**Exercise details**
Print the records below word for word, but leave out the pictures.

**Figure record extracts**
════════════════════
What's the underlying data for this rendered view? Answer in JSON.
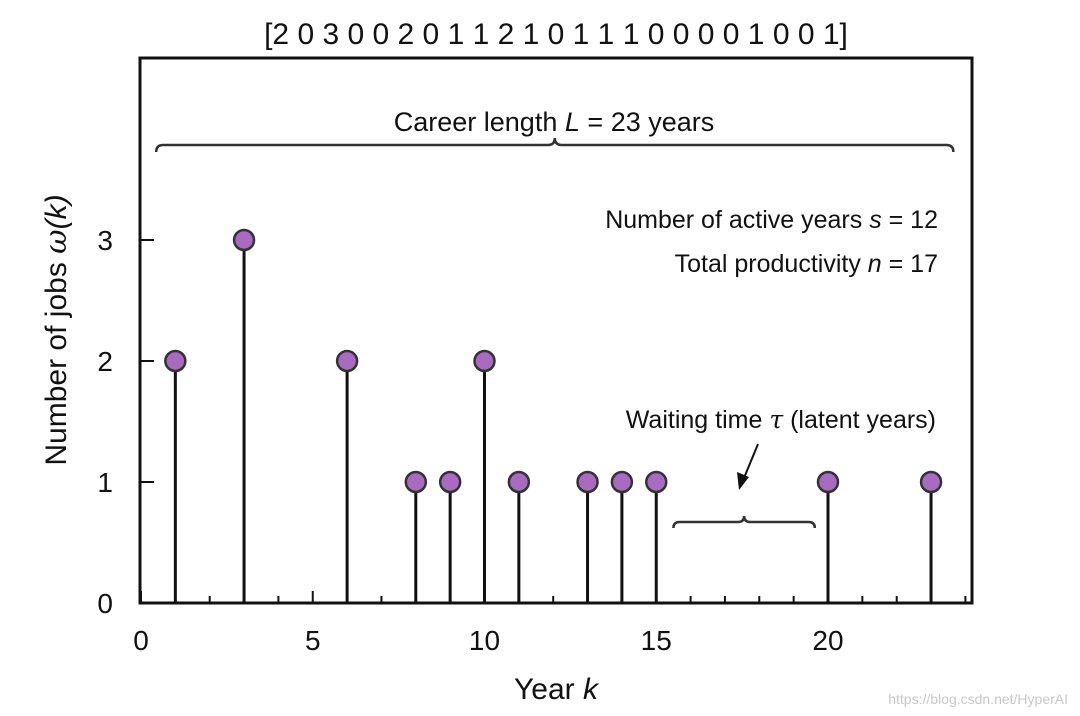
{
  "chart_data": {
    "type": "stem",
    "title": "[2 0 3 0 0 2 0 1 1 2 1 0 1 1 1 0 0 0 0 1 0 0 1]",
    "sequence": [
      2,
      0,
      3,
      0,
      0,
      2,
      0,
      1,
      1,
      2,
      1,
      0,
      1,
      1,
      1,
      0,
      0,
      0,
      0,
      1,
      0,
      0,
      1
    ],
    "x": [
      1,
      3,
      6,
      8,
      9,
      10,
      11,
      13,
      14,
      15,
      20,
      23
    ],
    "values": [
      2,
      3,
      2,
      1,
      1,
      2,
      1,
      1,
      1,
      1,
      1,
      1
    ],
    "xlim": [
      0,
      24
    ],
    "ylim": [
      0,
      4
    ],
    "xticks": [
      0,
      5,
      10,
      15,
      20
    ],
    "yticks": [
      0,
      1,
      2,
      3
    ],
    "xlabel": {
      "text": "Year",
      "var": "k"
    },
    "ylabel": {
      "text": "Number of jobs",
      "sym": "ω",
      "arg": "(k)"
    },
    "marker_color": "#a96bc1",
    "annotations": {
      "career": {
        "pre": "Career length",
        "var": "L",
        "post": "= 23 years",
        "from": 0.5,
        "to": 24
      },
      "active": {
        "pre": "Number of active years",
        "var": "s",
        "post": "= 12"
      },
      "productivity": {
        "pre": "Total productivity",
        "var": "n",
        "post": "= 17"
      },
      "waiting": {
        "pre": "Waiting time",
        "sym": "τ",
        "post": "(latent years)",
        "from": 15.5,
        "to": 19.5
      }
    },
    "grid": false,
    "legend": "none"
  },
  "watermark": "https://blog.csdn.net/HyperAI"
}
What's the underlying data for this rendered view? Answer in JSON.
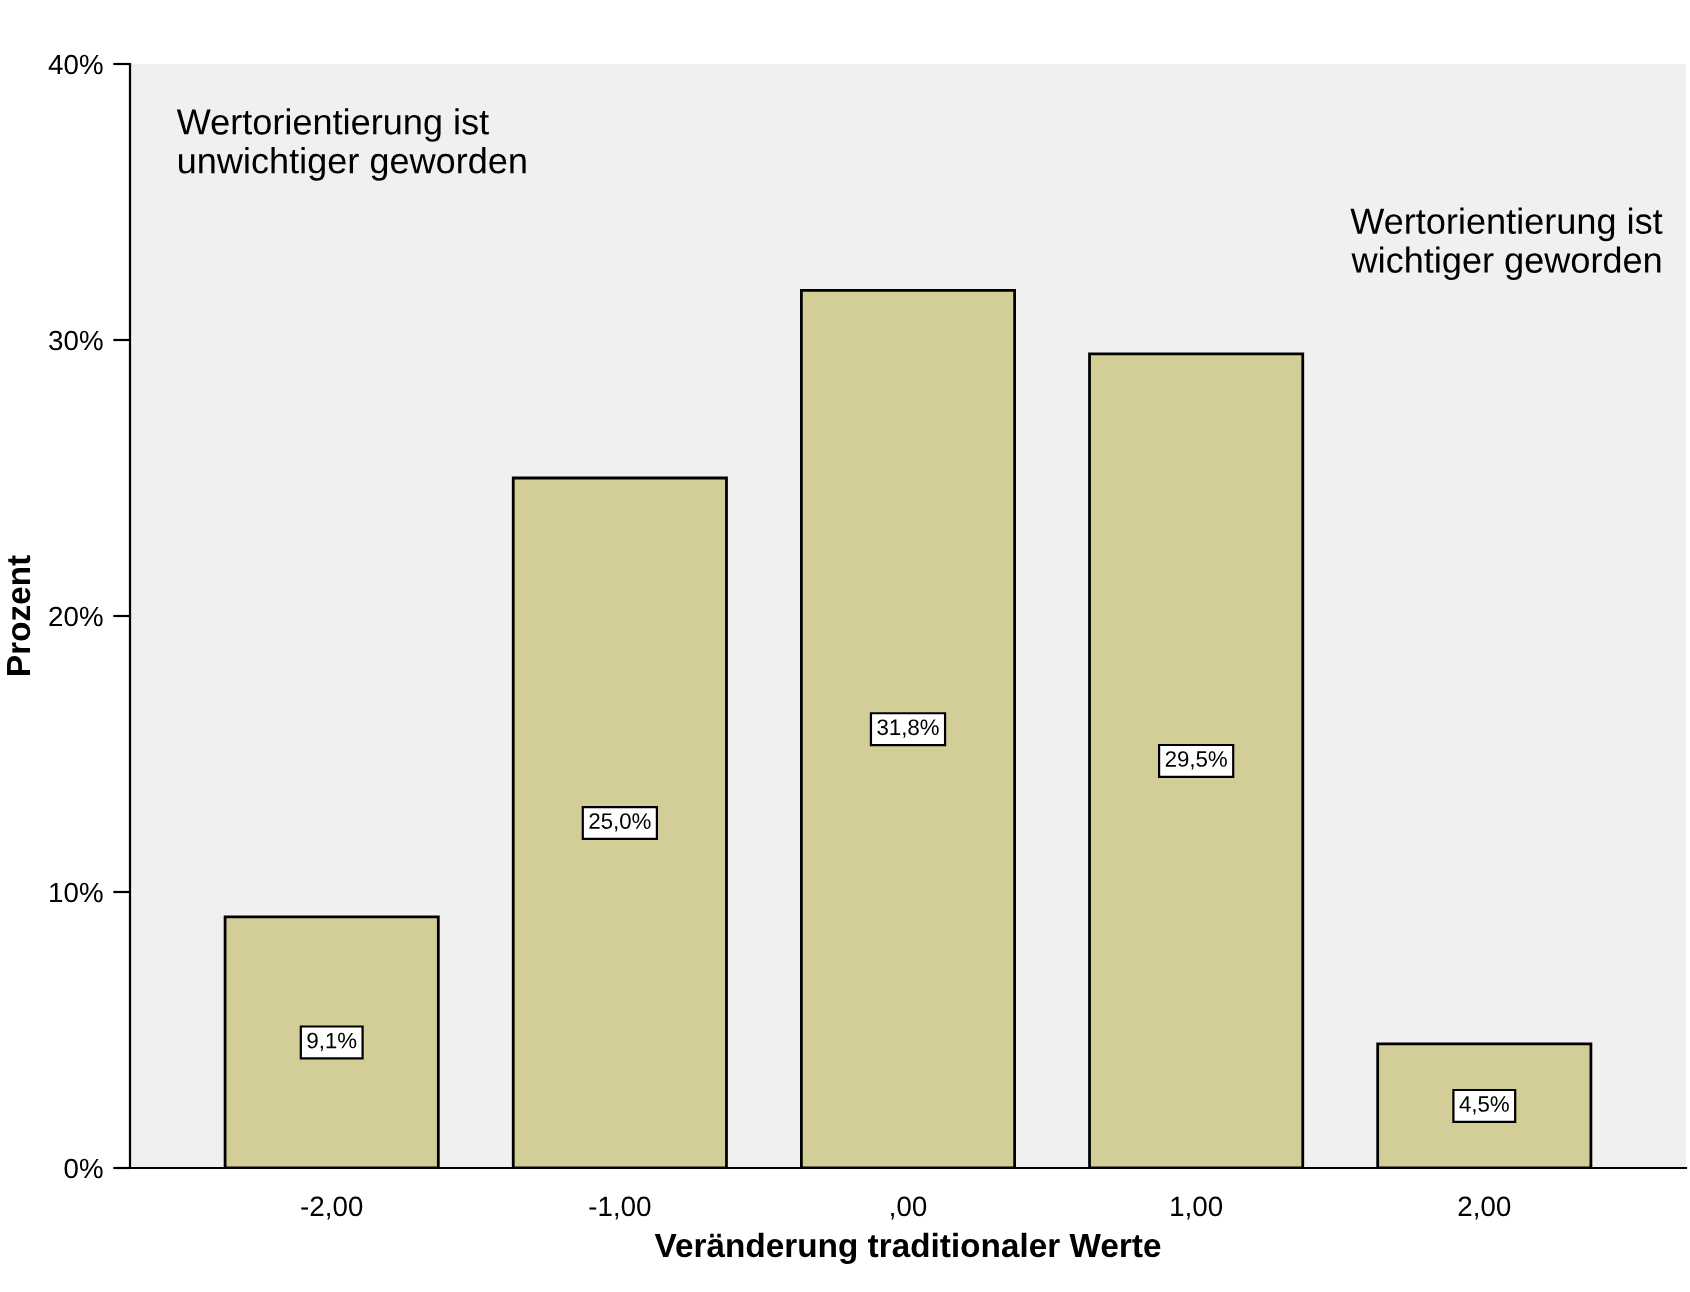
{
  "chart_data": {
    "type": "bar",
    "xlabel": "Veränderung traditionaler Werte",
    "ylabel": "Prozent",
    "categories": [
      "-2,00",
      "-1,00",
      ",00",
      "1,00",
      "2,00"
    ],
    "values": [
      9.1,
      25.0,
      31.8,
      29.5,
      4.5
    ],
    "value_labels": [
      "9,1%",
      "25,0%",
      "31,8%",
      "29,5%",
      "4,5%"
    ],
    "color": "#d3ce97",
    "ylim": [
      0,
      40
    ],
    "yticks": [
      {
        "value": 0,
        "label": "0%"
      },
      {
        "value": 10,
        "label": "10%"
      },
      {
        "value": 20,
        "label": "20%"
      },
      {
        "value": 30,
        "label": "30%"
      },
      {
        "value": 40,
        "label": "40%"
      }
    ],
    "annotations": [
      "Wertorientierung ist\nunwichtiger geworden",
      "Wertorientierung ist\nwichtiger geworden"
    ],
    "grid": false
  }
}
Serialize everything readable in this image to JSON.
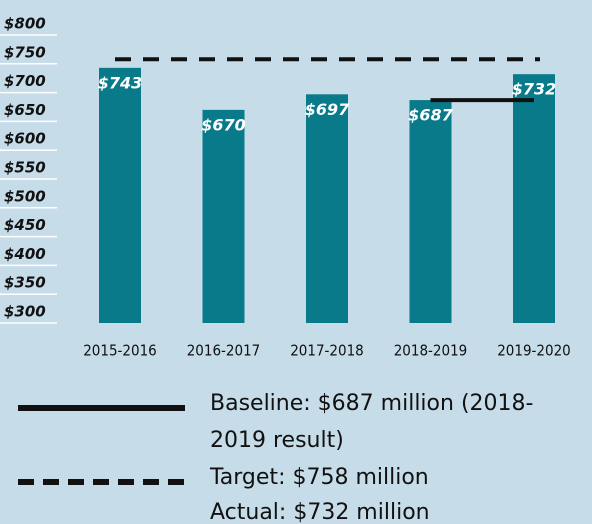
{
  "chart_data": {
    "type": "bar",
    "categories": [
      "2015-2016",
      "2016-2017",
      "2017-2018",
      "2018-2019",
      "2019-2020"
    ],
    "values": [
      743,
      670,
      697,
      687,
      732
    ],
    "value_labels": [
      "$743",
      "$670",
      "$697",
      "$687",
      "$732"
    ],
    "color": "#087a8a",
    "ylim": [
      300,
      800
    ],
    "yticks": [
      {
        "value": 300,
        "label": "$300"
      },
      {
        "value": 350,
        "label": "$350"
      },
      {
        "value": 400,
        "label": "$400"
      },
      {
        "value": 450,
        "label": "$450"
      },
      {
        "value": 500,
        "label": "$500"
      },
      {
        "value": 550,
        "label": "$550"
      },
      {
        "value": 600,
        "label": "$600"
      },
      {
        "value": 650,
        "label": "$650"
      },
      {
        "value": 700,
        "label": "$700"
      },
      {
        "value": 750,
        "label": "$750"
      },
      {
        "value": 800,
        "label": "$800"
      }
    ],
    "grid": true,
    "reference_lines": [
      {
        "name": "Baseline: $687 million (2018-2019 result)",
        "value": 687,
        "style": "solid",
        "span": [
          "2018-2019",
          "2019-2020"
        ]
      },
      {
        "name": "Target: $758 million",
        "value": 758,
        "style": "dashed",
        "span": [
          "2015-2016",
          "2019-2020"
        ]
      }
    ],
    "annotations": [
      "Actual: $732 million"
    ]
  }
}
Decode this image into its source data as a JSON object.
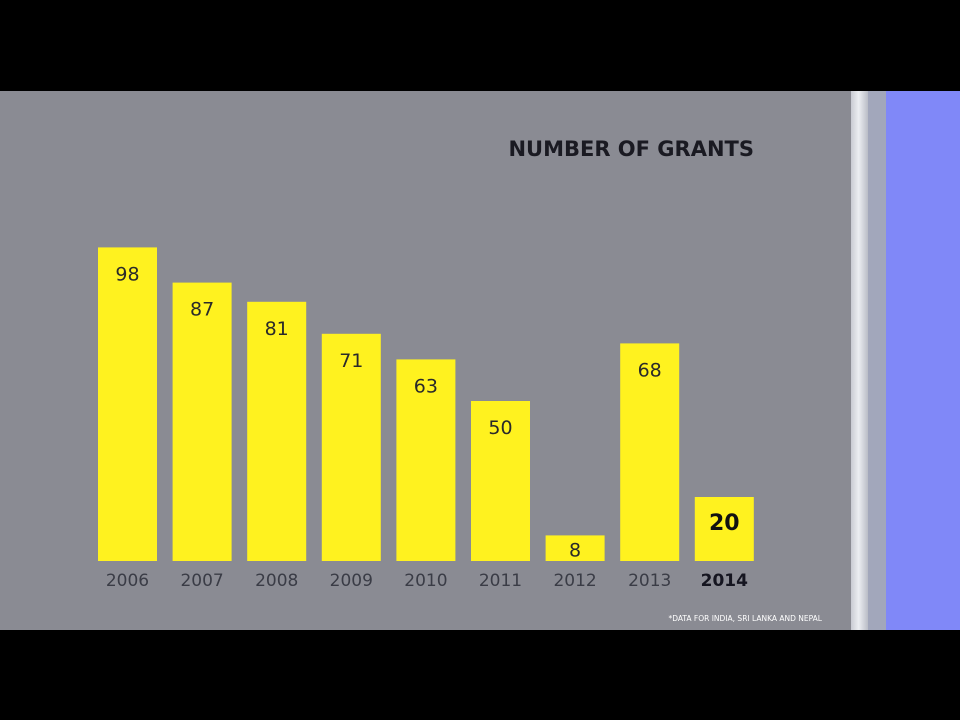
{
  "chart_data": {
    "type": "bar",
    "title": "NUMBER OF GRANTS",
    "categories": [
      "2006",
      "2007",
      "2008",
      "2009",
      "2010",
      "2011",
      "2012",
      "2013",
      "2014"
    ],
    "values": [
      98,
      87,
      81,
      71,
      63,
      50,
      8,
      68,
      20
    ],
    "highlight_category": "2014",
    "ylim": [
      0,
      100
    ],
    "grid": false,
    "footnote": "*DATA FOR INDIA, SRI LANKA AND NEPAL",
    "colors": {
      "bar": "#fff21f",
      "background": "#8a8b93",
      "side_panel": "#8088f8"
    }
  }
}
════════════════════
**Output for this task**
What's the underlying data for this rendered view? Answer in JSON.
{
  "chart_data": {
    "type": "stem",
    "title": "[2 0 3 0 0 2 0 1 1 2 1 0 1 1 1 0 0 0 0 1 0 0 1]",
    "sequence": [
      2,
      0,
      3,
      0,
      0,
      2,
      0,
      1,
      1,
      2,
      1,
      0,
      1,
      1,
      1,
      0,
      0,
      0,
      0,
      1,
      0,
      0,
      1
    ],
    "x": [
      1,
      3,
      6,
      8,
      9,
      10,
      11,
      13,
      14,
      15,
      20,
      23
    ],
    "values": [
      2,
      3,
      2,
      1,
      1,
      2,
      1,
      1,
      1,
      1,
      1,
      1
    ],
    "xlim": [
      0,
      24
    ],
    "ylim": [
      0,
      4
    ],
    "xticks": [
      0,
      5,
      10,
      15,
      20
    ],
    "yticks": [
      0,
      1,
      2,
      3
    ],
    "xlabel": {
      "text": "Year",
      "var": "k"
    },
    "ylabel": {
      "text": "Number of jobs",
      "sym": "ω",
      "arg": "(k)"
    },
    "marker_color": "#a96bc1",
    "annotations": {
      "career": {
        "pre": "Career length",
        "var": "L",
        "post": "= 23 years",
        "from": 0.5,
        "to": 24
      },
      "active": {
        "pre": "Number of active years",
        "var": "s",
        "post": "= 12"
      },
      "productivity": {
        "pre": "Total productivity",
        "var": "n",
        "post": "= 17"
      },
      "waiting": {
        "pre": "Waiting time",
        "sym": "τ",
        "post": "(latent years)",
        "from": 15.5,
        "to": 19.5
      }
    },
    "grid": false,
    "legend": "none"
  },
  "watermark": "https://blog.csdn.net/HyperAI"
}
What's the underlying data for this rendered view? Answer in JSON.
{
  "chart_data": {
    "type": "bar",
    "xlabel": "Veränderung traditionaler Werte",
    "ylabel": "Prozent",
    "categories": [
      "-2,00",
      "-1,00",
      ",00",
      "1,00",
      "2,00"
    ],
    "values": [
      9.1,
      25.0,
      31.8,
      29.5,
      4.5
    ],
    "value_labels": [
      "9,1%",
      "25,0%",
      "31,8%",
      "29,5%",
      "4,5%"
    ],
    "color": "#d3ce97",
    "ylim": [
      0,
      40
    ],
    "yticks": [
      {
        "value": 0,
        "label": "0%"
      },
      {
        "value": 10,
        "label": "10%"
      },
      {
        "value": 20,
        "label": "20%"
      },
      {
        "value": 30,
        "label": "30%"
      },
      {
        "value": 40,
        "label": "40%"
      }
    ],
    "annotations": [
      "Wertorientierung ist\nunwichtiger geworden",
      "Wertorientierung ist\nwichtiger geworden"
    ],
    "grid": false
  }
}
Serialize everything readable in this image to JSON.
{
  "chart_data": {
    "type": "bar",
    "categories": [
      "2015-2016",
      "2016-2017",
      "2017-2018",
      "2018-2019",
      "2019-2020"
    ],
    "values": [
      743,
      670,
      697,
      687,
      732
    ],
    "value_labels": [
      "$743",
      "$670",
      "$697",
      "$687",
      "$732"
    ],
    "color": "#087a8a",
    "ylim": [
      300,
      800
    ],
    "yticks": [
      {
        "value": 300,
        "label": "$300"
      },
      {
        "value": 350,
        "label": "$350"
      },
      {
        "value": 400,
        "label": "$400"
      },
      {
        "value": 450,
        "label": "$450"
      },
      {
        "value": 500,
        "label": "$500"
      },
      {
        "value": 550,
        "label": "$550"
      },
      {
        "value": 600,
        "label": "$600"
      },
      {
        "value": 650,
        "label": "$650"
      },
      {
        "value": 700,
        "label": "$700"
      },
      {
        "value": 750,
        "label": "$750"
      },
      {
        "value": 800,
        "label": "$800"
      }
    ],
    "grid": true,
    "reference_lines": [
      {
        "name": "Baseline: $687 million (2018-2019 result)",
        "value": 687,
        "style": "solid",
        "span": [
          "2018-2019",
          "2019-2020"
        ]
      },
      {
        "name": "Target: $758 million",
        "value": 758,
        "style": "dashed",
        "span": [
          "2015-2016",
          "2019-2020"
        ]
      }
    ],
    "annotations": [
      "Actual: $732 million"
    ]
  }
}
Decode this image into its source data as a JSON object.
{
  "chart_data": {
    "type": "bar",
    "title": "NUMBER OF GRANTS",
    "categories": [
      "2006",
      "2007",
      "2008",
      "2009",
      "2010",
      "2011",
      "2012",
      "2013",
      "2014"
    ],
    "values": [
      98,
      87,
      81,
      71,
      63,
      50,
      8,
      68,
      20
    ],
    "highlight_category": "2014",
    "ylim": [
      0,
      100
    ],
    "grid": false,
    "footnote": "*DATA FOR INDIA, SRI LANKA AND NEPAL",
    "colors": {
      "bar": "#fff21f",
      "background": "#8a8b93",
      "side_panel": "#8088f8"
    }
  }
}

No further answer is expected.